Request:
Output, with no changes, the span of lines that opens with the line containing "Read this page and output its text content." and closes with the last line.

Entries provided:
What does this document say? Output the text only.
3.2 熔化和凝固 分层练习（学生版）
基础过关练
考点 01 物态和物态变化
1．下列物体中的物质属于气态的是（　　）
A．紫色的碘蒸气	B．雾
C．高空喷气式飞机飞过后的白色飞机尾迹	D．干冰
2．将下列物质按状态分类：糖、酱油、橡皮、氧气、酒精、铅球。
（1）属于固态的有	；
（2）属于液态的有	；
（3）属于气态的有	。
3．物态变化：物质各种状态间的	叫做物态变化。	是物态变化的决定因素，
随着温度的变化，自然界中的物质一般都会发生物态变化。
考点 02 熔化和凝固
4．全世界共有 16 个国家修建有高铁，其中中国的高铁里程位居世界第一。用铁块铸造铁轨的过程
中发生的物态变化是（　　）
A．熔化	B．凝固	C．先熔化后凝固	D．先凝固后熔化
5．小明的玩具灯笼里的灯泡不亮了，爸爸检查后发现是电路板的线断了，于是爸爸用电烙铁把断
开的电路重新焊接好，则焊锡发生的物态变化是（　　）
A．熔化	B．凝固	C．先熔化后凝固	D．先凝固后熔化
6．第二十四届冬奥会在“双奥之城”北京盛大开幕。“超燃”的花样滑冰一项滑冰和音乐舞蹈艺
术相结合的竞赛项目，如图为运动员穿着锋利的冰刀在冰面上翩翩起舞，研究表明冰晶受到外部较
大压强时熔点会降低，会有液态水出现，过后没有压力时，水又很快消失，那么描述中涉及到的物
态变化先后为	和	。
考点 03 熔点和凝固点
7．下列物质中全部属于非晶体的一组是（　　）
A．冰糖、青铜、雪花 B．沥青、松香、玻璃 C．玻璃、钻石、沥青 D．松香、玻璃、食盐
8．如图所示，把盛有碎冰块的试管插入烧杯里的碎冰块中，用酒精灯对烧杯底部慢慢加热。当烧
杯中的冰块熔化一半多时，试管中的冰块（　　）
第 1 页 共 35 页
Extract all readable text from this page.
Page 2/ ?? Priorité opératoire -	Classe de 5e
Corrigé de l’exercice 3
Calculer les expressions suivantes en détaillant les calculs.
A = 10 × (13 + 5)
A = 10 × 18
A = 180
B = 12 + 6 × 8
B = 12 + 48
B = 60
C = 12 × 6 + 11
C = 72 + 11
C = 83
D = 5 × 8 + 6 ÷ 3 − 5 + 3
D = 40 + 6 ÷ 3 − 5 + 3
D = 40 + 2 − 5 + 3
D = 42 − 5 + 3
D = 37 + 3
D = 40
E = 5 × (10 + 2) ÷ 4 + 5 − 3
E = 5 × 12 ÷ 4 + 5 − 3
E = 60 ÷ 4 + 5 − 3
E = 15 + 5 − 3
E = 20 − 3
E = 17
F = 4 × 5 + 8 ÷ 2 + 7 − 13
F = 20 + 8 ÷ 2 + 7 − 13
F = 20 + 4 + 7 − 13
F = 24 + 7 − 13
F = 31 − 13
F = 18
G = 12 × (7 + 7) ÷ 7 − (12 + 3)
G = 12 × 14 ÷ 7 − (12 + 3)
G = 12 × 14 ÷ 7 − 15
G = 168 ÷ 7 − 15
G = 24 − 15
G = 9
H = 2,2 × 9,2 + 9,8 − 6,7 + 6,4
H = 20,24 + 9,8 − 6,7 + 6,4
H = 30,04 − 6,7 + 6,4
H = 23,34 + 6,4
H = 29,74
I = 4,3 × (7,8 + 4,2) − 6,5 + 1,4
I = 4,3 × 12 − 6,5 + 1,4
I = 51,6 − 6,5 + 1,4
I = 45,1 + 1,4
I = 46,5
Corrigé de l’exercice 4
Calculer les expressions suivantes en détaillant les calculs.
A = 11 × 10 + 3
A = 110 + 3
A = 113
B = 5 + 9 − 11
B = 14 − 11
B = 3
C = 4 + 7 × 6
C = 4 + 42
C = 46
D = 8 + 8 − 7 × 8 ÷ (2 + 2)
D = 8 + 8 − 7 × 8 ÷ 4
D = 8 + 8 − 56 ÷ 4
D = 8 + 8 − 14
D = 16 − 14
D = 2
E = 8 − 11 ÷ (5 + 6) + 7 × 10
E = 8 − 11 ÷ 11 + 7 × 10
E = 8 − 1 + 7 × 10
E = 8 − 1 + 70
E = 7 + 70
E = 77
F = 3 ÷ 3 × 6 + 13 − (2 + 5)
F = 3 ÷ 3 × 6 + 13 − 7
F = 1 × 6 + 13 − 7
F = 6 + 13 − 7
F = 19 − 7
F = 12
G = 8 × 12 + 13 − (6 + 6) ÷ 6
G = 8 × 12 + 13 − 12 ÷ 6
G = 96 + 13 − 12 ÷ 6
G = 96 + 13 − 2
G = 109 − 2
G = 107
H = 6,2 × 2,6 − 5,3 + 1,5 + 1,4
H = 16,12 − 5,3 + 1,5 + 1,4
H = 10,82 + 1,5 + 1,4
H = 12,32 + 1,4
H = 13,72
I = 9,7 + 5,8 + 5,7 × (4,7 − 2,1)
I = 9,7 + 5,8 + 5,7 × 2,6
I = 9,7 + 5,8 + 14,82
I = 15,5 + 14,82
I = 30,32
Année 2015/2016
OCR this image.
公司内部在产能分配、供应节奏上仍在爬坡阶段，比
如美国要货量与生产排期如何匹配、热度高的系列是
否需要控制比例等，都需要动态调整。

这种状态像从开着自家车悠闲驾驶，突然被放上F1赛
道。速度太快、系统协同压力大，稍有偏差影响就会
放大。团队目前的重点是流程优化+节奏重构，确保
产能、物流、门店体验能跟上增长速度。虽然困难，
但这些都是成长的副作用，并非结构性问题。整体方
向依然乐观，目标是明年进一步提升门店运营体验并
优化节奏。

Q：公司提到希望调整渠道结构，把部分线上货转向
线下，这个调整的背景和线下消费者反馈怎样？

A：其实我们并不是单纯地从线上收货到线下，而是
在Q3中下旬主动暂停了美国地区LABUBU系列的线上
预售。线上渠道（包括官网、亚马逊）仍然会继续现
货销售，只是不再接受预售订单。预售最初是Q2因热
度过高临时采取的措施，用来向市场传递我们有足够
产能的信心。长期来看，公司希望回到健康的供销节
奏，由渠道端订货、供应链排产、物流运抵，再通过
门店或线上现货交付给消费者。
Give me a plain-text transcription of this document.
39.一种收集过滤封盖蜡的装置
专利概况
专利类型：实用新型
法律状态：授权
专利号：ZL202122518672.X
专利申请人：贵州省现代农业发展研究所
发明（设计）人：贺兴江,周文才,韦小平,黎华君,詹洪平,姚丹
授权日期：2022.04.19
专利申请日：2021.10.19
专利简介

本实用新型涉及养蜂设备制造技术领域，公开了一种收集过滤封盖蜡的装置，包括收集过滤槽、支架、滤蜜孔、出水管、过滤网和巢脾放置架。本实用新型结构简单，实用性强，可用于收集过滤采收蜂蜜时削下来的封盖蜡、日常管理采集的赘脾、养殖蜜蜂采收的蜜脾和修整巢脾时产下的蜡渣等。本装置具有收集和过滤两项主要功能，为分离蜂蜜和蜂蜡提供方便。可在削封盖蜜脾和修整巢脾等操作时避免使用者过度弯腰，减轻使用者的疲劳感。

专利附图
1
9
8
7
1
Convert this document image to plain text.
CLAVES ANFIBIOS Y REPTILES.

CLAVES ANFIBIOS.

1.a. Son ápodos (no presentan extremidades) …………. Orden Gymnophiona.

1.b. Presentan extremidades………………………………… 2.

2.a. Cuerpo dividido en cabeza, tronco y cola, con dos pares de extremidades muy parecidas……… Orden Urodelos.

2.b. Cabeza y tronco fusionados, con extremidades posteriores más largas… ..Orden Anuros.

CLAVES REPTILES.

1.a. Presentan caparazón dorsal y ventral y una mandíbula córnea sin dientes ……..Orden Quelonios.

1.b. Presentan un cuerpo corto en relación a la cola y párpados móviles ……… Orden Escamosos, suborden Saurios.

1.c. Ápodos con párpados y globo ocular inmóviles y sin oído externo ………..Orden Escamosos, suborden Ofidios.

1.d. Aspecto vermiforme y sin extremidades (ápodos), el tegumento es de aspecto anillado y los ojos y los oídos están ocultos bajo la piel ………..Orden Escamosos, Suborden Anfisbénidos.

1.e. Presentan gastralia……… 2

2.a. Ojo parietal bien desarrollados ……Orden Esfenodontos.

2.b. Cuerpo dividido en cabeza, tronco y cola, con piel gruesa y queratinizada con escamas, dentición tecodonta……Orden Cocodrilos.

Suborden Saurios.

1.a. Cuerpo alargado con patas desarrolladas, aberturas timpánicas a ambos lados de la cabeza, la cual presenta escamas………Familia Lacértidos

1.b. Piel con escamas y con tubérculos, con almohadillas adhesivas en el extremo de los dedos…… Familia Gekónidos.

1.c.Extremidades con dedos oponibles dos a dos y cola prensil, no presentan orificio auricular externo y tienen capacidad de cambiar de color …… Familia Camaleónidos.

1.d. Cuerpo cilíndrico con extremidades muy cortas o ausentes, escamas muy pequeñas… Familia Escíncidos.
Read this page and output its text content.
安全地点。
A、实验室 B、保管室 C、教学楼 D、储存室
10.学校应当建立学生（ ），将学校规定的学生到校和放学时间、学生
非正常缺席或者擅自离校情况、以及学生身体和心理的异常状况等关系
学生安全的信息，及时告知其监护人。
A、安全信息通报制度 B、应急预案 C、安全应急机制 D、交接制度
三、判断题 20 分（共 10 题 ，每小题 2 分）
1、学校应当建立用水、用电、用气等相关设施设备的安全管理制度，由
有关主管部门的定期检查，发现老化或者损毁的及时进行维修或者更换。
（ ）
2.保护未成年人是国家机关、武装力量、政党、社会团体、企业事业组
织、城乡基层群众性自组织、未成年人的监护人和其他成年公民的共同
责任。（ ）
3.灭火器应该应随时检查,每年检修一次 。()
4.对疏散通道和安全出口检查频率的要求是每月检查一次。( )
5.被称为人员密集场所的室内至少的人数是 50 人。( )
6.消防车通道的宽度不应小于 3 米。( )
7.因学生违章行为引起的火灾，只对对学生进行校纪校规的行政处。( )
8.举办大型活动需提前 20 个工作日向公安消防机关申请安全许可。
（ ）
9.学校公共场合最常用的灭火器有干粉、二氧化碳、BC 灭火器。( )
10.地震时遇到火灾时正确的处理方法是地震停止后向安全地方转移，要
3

Task solution:
Read this page and output its text content.
安全地点。
A、实验室 B、保管室 C、教学楼 D、储存室
10.学校应当建立学生（ ），将学校规定的学生到校和放学时间、学生
非正常缺席或者擅自离校情况、以及学生身体和心理的异常状况等关系
学生安全的信息，及时告知其监护人。
A、安全信息通报制度 B、应急预案 C、安全应急机制 D、交接制度
三、判断题 20 分（共 10 题 ，每小题 2 分）
1、学校应当建立用水、用电、用气等相关设施设备的安全管理制度，由
有关主管部门的定期检查，发现老化或者损毁的及时进行维修或者更换。
（ ）
2.保护未成年人是国家机关、武装力量、政党、社会团体、企业事业组
织、城乡基层群众性自组织、未成年人的监护人和其他成年公民的共同
责任。（ ）
3.灭火器应该应随时检查,每年检修一次 。()
4.对疏散通道和安全出口检查频率的要求是每月检查一次。( )
5.被称为人员密集场所的室内至少的人数是 50 人。( )
6.消防车通道的宽度不应小于 3 米。( )
7.因学生违章行为引起的火灾，只对对学生进行校纪校规的行政处。( )
8.举办大型活动需提前 20 个工作日向公安消防机关申请安全许可。
（ ）
9.学校公共场合最常用的灭火器有干粉、二氧化碳、BC 灭火器。( )
10.地震时遇到火灾时正确的处理方法是地震停止后向安全地方转移，要
3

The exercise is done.